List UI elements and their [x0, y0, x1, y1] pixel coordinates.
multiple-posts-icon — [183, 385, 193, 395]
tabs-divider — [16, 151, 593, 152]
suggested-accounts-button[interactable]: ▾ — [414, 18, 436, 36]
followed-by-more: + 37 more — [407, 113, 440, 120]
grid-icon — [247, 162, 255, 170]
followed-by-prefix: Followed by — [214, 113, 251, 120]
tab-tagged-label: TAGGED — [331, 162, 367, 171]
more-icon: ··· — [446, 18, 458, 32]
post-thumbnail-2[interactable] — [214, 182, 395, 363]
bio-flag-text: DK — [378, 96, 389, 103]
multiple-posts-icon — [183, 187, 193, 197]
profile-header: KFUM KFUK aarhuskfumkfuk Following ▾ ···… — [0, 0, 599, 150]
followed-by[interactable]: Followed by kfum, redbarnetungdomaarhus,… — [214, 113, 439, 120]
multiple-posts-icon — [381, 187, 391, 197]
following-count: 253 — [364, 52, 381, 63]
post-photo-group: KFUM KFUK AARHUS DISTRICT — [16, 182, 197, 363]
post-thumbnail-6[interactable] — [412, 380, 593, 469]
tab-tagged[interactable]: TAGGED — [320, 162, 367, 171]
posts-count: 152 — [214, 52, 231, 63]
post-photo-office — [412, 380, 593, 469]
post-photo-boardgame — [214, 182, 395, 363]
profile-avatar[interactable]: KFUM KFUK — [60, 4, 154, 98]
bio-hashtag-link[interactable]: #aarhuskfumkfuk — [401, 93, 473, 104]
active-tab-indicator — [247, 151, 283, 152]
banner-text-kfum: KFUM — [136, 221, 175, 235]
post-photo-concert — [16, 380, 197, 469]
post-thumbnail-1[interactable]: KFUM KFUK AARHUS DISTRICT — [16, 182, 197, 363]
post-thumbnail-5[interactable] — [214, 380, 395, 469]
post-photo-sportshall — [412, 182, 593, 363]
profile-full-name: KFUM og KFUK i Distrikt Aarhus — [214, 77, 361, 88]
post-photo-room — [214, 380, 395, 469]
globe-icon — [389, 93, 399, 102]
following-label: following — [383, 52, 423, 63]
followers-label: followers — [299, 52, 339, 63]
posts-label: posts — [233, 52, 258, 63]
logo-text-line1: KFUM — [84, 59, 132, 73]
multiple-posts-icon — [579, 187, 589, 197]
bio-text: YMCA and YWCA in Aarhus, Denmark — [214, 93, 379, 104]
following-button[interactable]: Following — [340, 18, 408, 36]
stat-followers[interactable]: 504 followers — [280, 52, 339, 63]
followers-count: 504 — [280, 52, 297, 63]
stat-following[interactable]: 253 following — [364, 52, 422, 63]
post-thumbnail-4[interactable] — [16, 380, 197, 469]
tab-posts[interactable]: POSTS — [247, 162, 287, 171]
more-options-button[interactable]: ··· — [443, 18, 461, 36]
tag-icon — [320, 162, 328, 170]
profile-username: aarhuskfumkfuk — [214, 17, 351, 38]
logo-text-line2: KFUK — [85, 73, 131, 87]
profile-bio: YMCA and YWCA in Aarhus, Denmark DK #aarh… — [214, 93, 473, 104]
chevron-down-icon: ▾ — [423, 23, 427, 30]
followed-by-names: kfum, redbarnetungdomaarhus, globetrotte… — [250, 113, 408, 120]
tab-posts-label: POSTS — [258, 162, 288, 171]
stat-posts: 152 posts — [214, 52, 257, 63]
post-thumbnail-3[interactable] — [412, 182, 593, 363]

━━━━━━━━

> [REQUIREMENTS]:
Render every line of the listing above as a Markdown table with the columns No. and Entry, putting the row number in No. and the line in Entry, and skip any blank lines.

> [EXPECTED ANSWER]:
| No. | Entry |
|---|---|
| 1 | List UI elements and their [x0, y0, x1, y1] pixel coordinates. |
| 2 | multiple-posts-icon — [183, 385, 193, 395] |
| 3 | tabs-divider — [16, 151, 593, 152] |
| 4 | suggested-accounts-button[interactable]: ▾ — [414, 18, 436, 36] |
| 5 | followed-by-more: + 37 more — [407, 113, 440, 120] |
| 6 | grid-icon — [247, 162, 255, 170] |
| 7 | followed-by-prefix: Followed by — [214, 113, 251, 120] |
| 8 | tab-tagged-label: TAGGED — [331, 162, 367, 171] |
| 9 | more-icon: ··· — [446, 18, 458, 32] |
| 10 | post-thumbnail-2[interactable] — [214, 182, 395, 363] |
| 11 | bio-flag-text: DK — [378, 96, 389, 103] |
| 12 | multiple-posts-icon — [183, 187, 193, 197] |
| 13 | profile-header: KFUM KFUK aarhuskfumkfuk Following ▾ ···… — [0, 0, 599, 150] |
| 14 | followed-by[interactable]: Followed by kfum, redbarnetungdomaarhus,… — [214, 113, 439, 120] |
| 15 | multiple-posts-icon — [381, 187, 391, 197] |
| 16 | following-count: 253 — [364, 52, 381, 63] |
| 17 | post-photo-group: KFUM KFUK AARHUS DISTRICT — [16, 182, 197, 363] |
| 18 | post-thumbnail-6[interactable] — [412, 380, 593, 469] |
| 19 | tab-tagged[interactable]: TAGGED — [320, 162, 367, 171] |
| 20 | posts-count: 152 — [214, 52, 231, 63] |
| 21 | post-photo-office — [412, 380, 593, 469] |
| 22 | post-photo-boardgame — [214, 182, 395, 363] |
| 23 | profile-avatar[interactable]: KFUM KFUK — [60, 4, 154, 98] |
| 24 | bio-hashtag-link[interactable]: #aarhuskfumkfuk — [401, 93, 473, 104] |
| 25 | active-tab-indicator — [247, 151, 283, 152] |
| 26 | banner-text-kfum: KFUM — [136, 221, 175, 235] |
| 27 | post-photo-concert — [16, 380, 197, 469] |
| 28 | post-thumbnail-1[interactable]: KFUM KFUK AARHUS DISTRICT — [16, 182, 197, 363] |
| 29 | post-thumbnail-5[interactable] — [214, 380, 395, 469] |
| 30 | post-photo-sportshall — [412, 182, 593, 363] |
| 31 | profile-full-name: KFUM og KFUK i Distrikt Aarhus — [214, 77, 361, 88] |
| 32 | post-photo-room — [214, 380, 395, 469] |
| 33 | globe-icon — [389, 93, 399, 102] |
| 34 | following-label: following — [383, 52, 423, 63] |
| 35 | followers-label: followers — [299, 52, 339, 63] |
| 36 | posts-label: posts — [233, 52, 258, 63] |
| 37 | logo-text-line1: KFUM — [84, 59, 132, 73] |
| 38 | multiple-posts-icon — [579, 187, 589, 197] |
| 39 | bio-text: YMCA and YWCA in Aarhus, Denmark — [214, 93, 379, 104] |
| 40 | following-button[interactable]: Following — [340, 18, 408, 36] |
| 41 | stat-followers[interactable]: 504 followers — [280, 52, 339, 63] |
| 42 | followers-count: 504 — [280, 52, 297, 63] |
| 43 | stat-following[interactable]: 253 following — [364, 52, 422, 63] |
| 44 | post-thumbnail-4[interactable] — [16, 380, 197, 469] |
| 45 | tab-posts[interactable]: POSTS — [247, 162, 287, 171] |
| 46 | more-options-button[interactable]: ··· — [443, 18, 461, 36] |
| 47 | tag-icon — [320, 162, 328, 170] |
| 48 | profile-username: aarhuskfumkfuk — [214, 17, 351, 38] |
| 49 | logo-text-line2: KFUK — [85, 73, 131, 87] |
| 50 | profile-bio: YMCA and YWCA in Aarhus, Denmark DK #aarh… — [214, 93, 473, 104] |
| 51 | chevron-down-icon: ▾ — [423, 23, 427, 30] |
| 52 | followed-by-names: kfum, redbarnetungdomaarhus, globetrotte… — [250, 113, 408, 120] |
| 53 | tab-posts-label: POSTS — [258, 162, 288, 171] |
| 54 | stat-posts: 152 posts — [214, 52, 257, 63] |
| 55 | post-thumbnail-3[interactable] — [412, 182, 593, 363] |